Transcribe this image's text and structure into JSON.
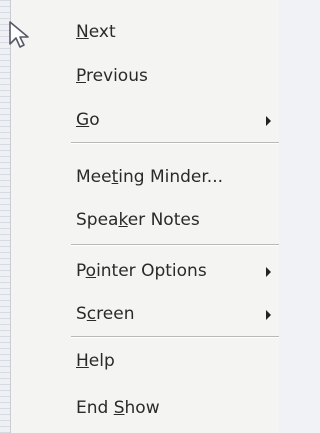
{
  "menu": {
    "items": [
      {
        "pre": "",
        "mn": "N",
        "post": "ext"
      },
      {
        "pre": "",
        "mn": "P",
        "post": "revious"
      },
      {
        "pre": "",
        "mn": "G",
        "post": "o"
      },
      {
        "pre": "Mee",
        "mn": "t",
        "post": "ing Minder..."
      },
      {
        "pre": "Spea",
        "mn": "k",
        "post": "er Notes"
      },
      {
        "pre": "P",
        "mn": "o",
        "post": "inter Options"
      },
      {
        "pre": "S",
        "mn": "c",
        "post": "reen"
      },
      {
        "pre": "",
        "mn": "H",
        "post": "elp"
      },
      {
        "pre": "End ",
        "mn": "S",
        "post": "how"
      }
    ],
    "submenu_arrow_icon": "triangle-right-icon"
  },
  "cursor_icon": "mouse-pointer-icon"
}
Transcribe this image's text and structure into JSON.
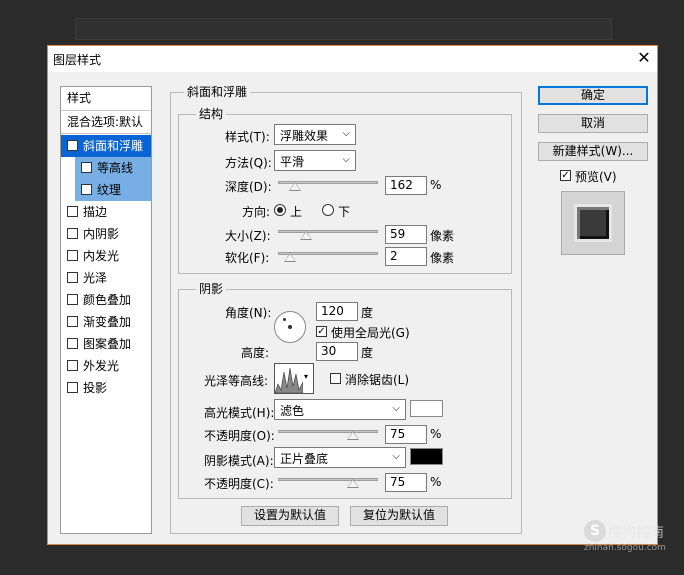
{
  "dialog": {
    "title": "图层样式",
    "close_icon": "close-icon"
  },
  "left": {
    "header": "样式",
    "blending": "混合选项:默认",
    "items": [
      {
        "label": "斜面和浮雕",
        "checked": true,
        "selected": true
      },
      {
        "label": "等高线",
        "checked": false,
        "sub": true
      },
      {
        "label": "纹理",
        "checked": false,
        "sub": true
      },
      {
        "label": "描边",
        "checked": false
      },
      {
        "label": "内阴影",
        "checked": false
      },
      {
        "label": "内发光",
        "checked": false
      },
      {
        "label": "光泽",
        "checked": false
      },
      {
        "label": "颜色叠加",
        "checked": false
      },
      {
        "label": "渐变叠加",
        "checked": false
      },
      {
        "label": "图案叠加",
        "checked": false
      },
      {
        "label": "外发光",
        "checked": false
      },
      {
        "label": "投影",
        "checked": false
      }
    ]
  },
  "bevel": {
    "title": "斜面和浮雕",
    "structure": {
      "title": "结构",
      "style_label": "样式(T):",
      "style_value": "浮雕效果",
      "technique_label": "方法(Q):",
      "technique_value": "平滑",
      "depth_label": "深度(D):",
      "depth_value": "162",
      "depth_unit": "%",
      "depth_fraction": 0.17,
      "direction_label": "方向:",
      "direction_up": "上",
      "direction_down": "下",
      "direction_selected": "上",
      "size_label": "大小(Z):",
      "size_value": "59",
      "size_unit": "像素",
      "size_fraction": 0.28,
      "soften_label": "软化(F):",
      "soften_value": "2",
      "soften_unit": "像素",
      "soften_fraction": 0.12
    },
    "shading": {
      "title": "阴影",
      "angle_label": "角度(N):",
      "angle_value": "120",
      "angle_unit": "度",
      "global_light_label": "使用全局光(G)",
      "global_light_checked": true,
      "altitude_label": "高度:",
      "altitude_value": "30",
      "altitude_unit": "度",
      "gloss_contour_label": "光泽等高线:",
      "antialias_label": "消除锯齿(L)",
      "antialias_checked": false,
      "highlight_mode_label": "高光模式(H):",
      "highlight_mode_value": "滤色",
      "highlight_color": "#ffffff",
      "highlight_opacity_label": "不透明度(O):",
      "highlight_opacity_value": "75",
      "highlight_opacity_unit": "%",
      "highlight_opacity_fraction": 0.75,
      "shadow_mode_label": "阴影模式(A):",
      "shadow_mode_value": "正片叠底",
      "shadow_color": "#000000",
      "shadow_opacity_label": "不透明度(C):",
      "shadow_opacity_value": "75",
      "shadow_opacity_unit": "%",
      "shadow_opacity_fraction": 0.75
    },
    "make_default": "设置为默认值",
    "reset_default": "复位为默认值"
  },
  "right": {
    "ok": "确定",
    "cancel": "取消",
    "new_style": "新建样式(W)...",
    "preview_label": "预览(V)",
    "preview_checked": true
  },
  "watermark": {
    "text1": "搜狗指南",
    "text2": "zhinan.sogou.com"
  }
}
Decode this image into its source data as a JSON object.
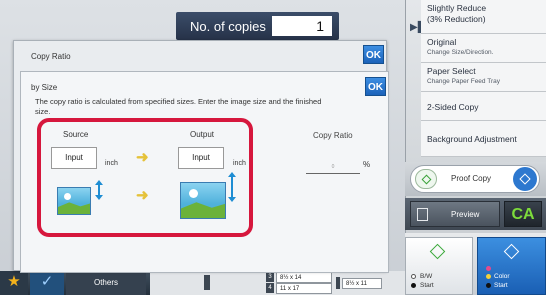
{
  "copies": {
    "label": "No. of copies",
    "value": "1"
  },
  "side_panel": {
    "items": [
      {
        "title": "Slightly Reduce",
        "subtitle": "(3% Reduction)"
      },
      {
        "title": "Original",
        "subtitle": "Change Size/Direction."
      },
      {
        "title": "Paper Select",
        "subtitle": "Change Paper Feed Tray"
      },
      {
        "title": "2-Sided Copy",
        "subtitle": ""
      },
      {
        "title": "Background Adjustment",
        "subtitle": ""
      }
    ],
    "proof_copy_label": "Proof Copy",
    "preview_label": "Preview",
    "ca_label": "CA",
    "bw_start_label": "B/W\nStart",
    "color_start_label": "Color\nStart"
  },
  "bottom_bar": {
    "others_label": "Others",
    "trays": [
      {
        "num": "3",
        "size": "8½ x 14"
      },
      {
        "num": "4",
        "size": "11 x 17"
      }
    ],
    "extra_tray": "8½ x 11"
  },
  "dialog": {
    "outer_title": "Copy Ratio",
    "ok_label": "OK",
    "inner_title": "by Size",
    "description": "The copy ratio is calculated from specified sizes. Enter the image size and the finished size.",
    "source_label": "Source",
    "output_label": "Output",
    "ratio_label": "Copy Ratio",
    "input_label": "Input",
    "unit": "inch",
    "ratio_placeholder": "0",
    "percent": "%"
  },
  "colors": {
    "highlight": "#d6173d",
    "accent_blue": "#2d78cf",
    "arrow_yellow": "#e5c23a"
  },
  "icons": [
    "image-icon",
    "resize-arrow-icon",
    "star-icon",
    "check-icon",
    "diamond-icon"
  ]
}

★ ★ ★ ★

JOB: Repeat the material above word for word, please, apart from its images.

WRITTEN SOLUTION:
Transcribe this image's text and structure into JSON.
{
  "menu": {
    "items": [
      {
        "pre": "",
        "mn": "N",
        "post": "ext"
      },
      {
        "pre": "",
        "mn": "P",
        "post": "revious"
      },
      {
        "pre": "",
        "mn": "G",
        "post": "o"
      },
      {
        "pre": "Mee",
        "mn": "t",
        "post": "ing Minder..."
      },
      {
        "pre": "Spea",
        "mn": "k",
        "post": "er Notes"
      },
      {
        "pre": "P",
        "mn": "o",
        "post": "inter Options"
      },
      {
        "pre": "S",
        "mn": "c",
        "post": "reen"
      },
      {
        "pre": "",
        "mn": "H",
        "post": "elp"
      },
      {
        "pre": "End ",
        "mn": "S",
        "post": "how"
      }
    ],
    "submenu_arrow_icon": "triangle-right-icon"
  },
  "cursor_icon": "mouse-pointer-icon"
}
Transcribe this image's text and structure into JSON.
{
  "dialog": {
    "title": "图层样式",
    "close_icon": "close-icon"
  },
  "left": {
    "header": "样式",
    "blending": "混合选项:默认",
    "items": [
      {
        "label": "斜面和浮雕",
        "checked": true,
        "selected": true
      },
      {
        "label": "等高线",
        "checked": false,
        "sub": true
      },
      {
        "label": "纹理",
        "checked": false,
        "sub": true
      },
      {
        "label": "描边",
        "checked": false
      },
      {
        "label": "内阴影",
        "checked": false
      },
      {
        "label": "内发光",
        "checked": false
      },
      {
        "label": "光泽",
        "checked": false
      },
      {
        "label": "颜色叠加",
        "checked": false
      },
      {
        "label": "渐变叠加",
        "checked": false
      },
      {
        "label": "图案叠加",
        "checked": false
      },
      {
        "label": "外发光",
        "checked": false
      },
      {
        "label": "投影",
        "checked": false
      }
    ]
  },
  "bevel": {
    "title": "斜面和浮雕",
    "structure": {
      "title": "结构",
      "style_label": "样式(T):",
      "style_value": "浮雕效果",
      "technique_label": "方法(Q):",
      "technique_value": "平滑",
      "depth_label": "深度(D):",
      "depth_value": "162",
      "depth_unit": "%",
      "depth_fraction": 0.17,
      "direction_label": "方向:",
      "direction_up": "上",
      "direction_down": "下",
      "direction_selected": "上",
      "size_label": "大小(Z):",
      "size_value": "59",
      "size_unit": "像素",
      "size_fraction": 0.28,
      "soften_label": "软化(F):",
      "soften_value": "2",
      "soften_unit": "像素",
      "soften_fraction": 0.12
    },
    "shading": {
      "title": "阴影",
      "angle_label": "角度(N):",
      "angle_value": "120",
      "angle_unit": "度",
      "global_light_label": "使用全局光(G)",
      "global_light_checked": true,
      "altitude_label": "高度:",
      "altitude_value": "30",
      "altitude_unit": "度",
      "gloss_contour_label": "光泽等高线:",
      "antialias_label": "消除锯齿(L)",
      "antialias_checked": false,
      "highlight_mode_label": "高光模式(H):",
      "highlight_mode_value": "滤色",
      "highlight_color": "#ffffff",
      "highlight_opacity_label": "不透明度(O):",
      "highlight_opacity_value": "75",
      "highlight_opacity_unit": "%",
      "highlight_opacity_fraction": 0.75,
      "shadow_mode_label": "阴影模式(A):",
      "shadow_mode_value": "正片叠底",
      "shadow_color": "#000000",
      "shadow_opacity_label": "不透明度(C):",
      "shadow_opacity_value": "75",
      "shadow_opacity_unit": "%",
      "shadow_opacity_fraction": 0.75
    },
    "make_default": "设置为默认值",
    "reset_default": "复位为默认值"
  },
  "right": {
    "ok": "确定",
    "cancel": "取消",
    "new_style": "新建样式(W)...",
    "preview_label": "预览(V)",
    "preview_checked": true
  },
  "watermark": {
    "text1": "搜狗指南",
    "text2": "zhinan.sogou.com"
  }
}
Decode this image into its source data as a JSON object.
{
  "copies": {
    "label": "No. of copies",
    "value": "1"
  },
  "side_panel": {
    "items": [
      {
        "title": "Slightly Reduce",
        "subtitle": "(3% Reduction)"
      },
      {
        "title": "Original",
        "subtitle": "Change Size/Direction."
      },
      {
        "title": "Paper Select",
        "subtitle": "Change Paper Feed Tray"
      },
      {
        "title": "2-Sided Copy",
        "subtitle": ""
      },
      {
        "title": "Background Adjustment",
        "subtitle": ""
      }
    ],
    "proof_copy_label": "Proof Copy",
    "preview_label": "Preview",
    "ca_label": "CA",
    "bw_start_label": "B/W\nStart",
    "color_start_label": "Color\nStart"
  },
  "bottom_bar": {
    "others_label": "Others",
    "trays": [
      {
        "num": "3",
        "size": "8½ x 14"
      },
      {
        "num": "4",
        "size": "11 x 17"
      }
    ],
    "extra_tray": "8½ x 11"
  },
  "dialog": {
    "outer_title": "Copy Ratio",
    "ok_label": "OK",
    "inner_title": "by Size",
    "description": "The copy ratio is calculated from specified sizes. Enter the image size and the finished size.",
    "source_label": "Source",
    "output_label": "Output",
    "ratio_label": "Copy Ratio",
    "input_label": "Input",
    "unit": "inch",
    "ratio_placeholder": "0",
    "percent": "%"
  },
  "colors": {
    "highlight": "#d6173d",
    "accent_blue": "#2d78cf",
    "arrow_yellow": "#e5c23a"
  },
  "icons": [
    "image-icon",
    "resize-arrow-icon",
    "star-icon",
    "check-icon",
    "diamond-icon"
  ]
}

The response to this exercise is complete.